Write out the data again exactly, skipping every picture.

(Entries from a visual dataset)
--- START ---

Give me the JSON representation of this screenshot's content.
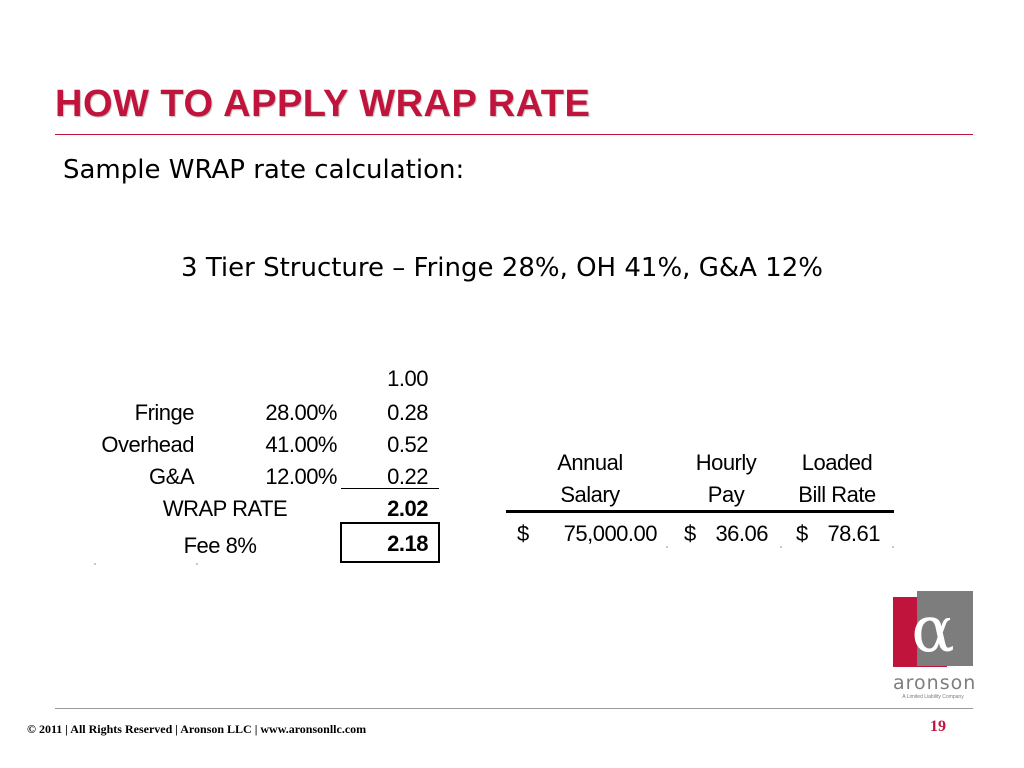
{
  "slide": {
    "title": "HOW TO APPLY WRAP RATE",
    "subtitle": "Sample WRAP rate calculation:",
    "structure": "3 Tier Structure – Fringe 28%, OH 41%, G&A 12%"
  },
  "wrap_table": {
    "base": "1.00",
    "rows": [
      {
        "label": "Fringe",
        "rate": "28.00%",
        "value": "0.28"
      },
      {
        "label": "Overhead",
        "rate": "41.00%",
        "value": "0.52"
      },
      {
        "label": "G&A",
        "rate": "12.00%",
        "value": "0.22"
      }
    ],
    "wrap_rate_label": "WRAP RATE",
    "wrap_rate_value": "2.02",
    "fee_label": "Fee 8%",
    "fee_value": "2.18"
  },
  "pay_table": {
    "headers": [
      {
        "line1": "Annual",
        "line2": "Salary"
      },
      {
        "line1": "Hourly",
        "line2": "Pay"
      },
      {
        "line1": "Loaded",
        "line2": "Bill Rate"
      }
    ],
    "currency": "$",
    "values": [
      "75,000.00",
      "36.06",
      "78.61"
    ]
  },
  "logo": {
    "symbol": "α",
    "name": "aronson",
    "tagline": "A Limited Liability Company"
  },
  "footer": {
    "text": "© 2011 | All Rights Reserved | Aronson LLC | www.aronsonllc.com",
    "page_number": "19"
  },
  "colors": {
    "accent": "#C0143C",
    "logo_gray": "#7d7d7d"
  }
}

--- END ---

* _Final result_:
Give me the JSON representation of this screenshot's content.
{
  "slide": {
    "title": "HOW TO APPLY WRAP RATE",
    "subtitle": "Sample WRAP rate calculation:",
    "structure": "3 Tier Structure – Fringe 28%, OH 41%, G&A 12%"
  },
  "wrap_table": {
    "base": "1.00",
    "rows": [
      {
        "label": "Fringe",
        "rate": "28.00%",
        "value": "0.28"
      },
      {
        "label": "Overhead",
        "rate": "41.00%",
        "value": "0.52"
      },
      {
        "label": "G&A",
        "rate": "12.00%",
        "value": "0.22"
      }
    ],
    "wrap_rate_label": "WRAP RATE",
    "wrap_rate_value": "2.02",
    "fee_label": "Fee 8%",
    "fee_value": "2.18"
  },
  "pay_table": {
    "headers": [
      {
        "line1": "Annual",
        "line2": "Salary"
      },
      {
        "line1": "Hourly",
        "line2": "Pay"
      },
      {
        "line1": "Loaded",
        "line2": "Bill Rate"
      }
    ],
    "currency": "$",
    "values": [
      "75,000.00",
      "36.06",
      "78.61"
    ]
  },
  "logo": {
    "symbol": "α",
    "name": "aronson",
    "tagline": "A Limited Liability Company"
  },
  "footer": {
    "text": "© 2011 | All Rights Reserved | Aronson LLC | www.aronsonllc.com",
    "page_number": "19"
  },
  "colors": {
    "accent": "#C0143C",
    "logo_gray": "#7d7d7d"
  }
}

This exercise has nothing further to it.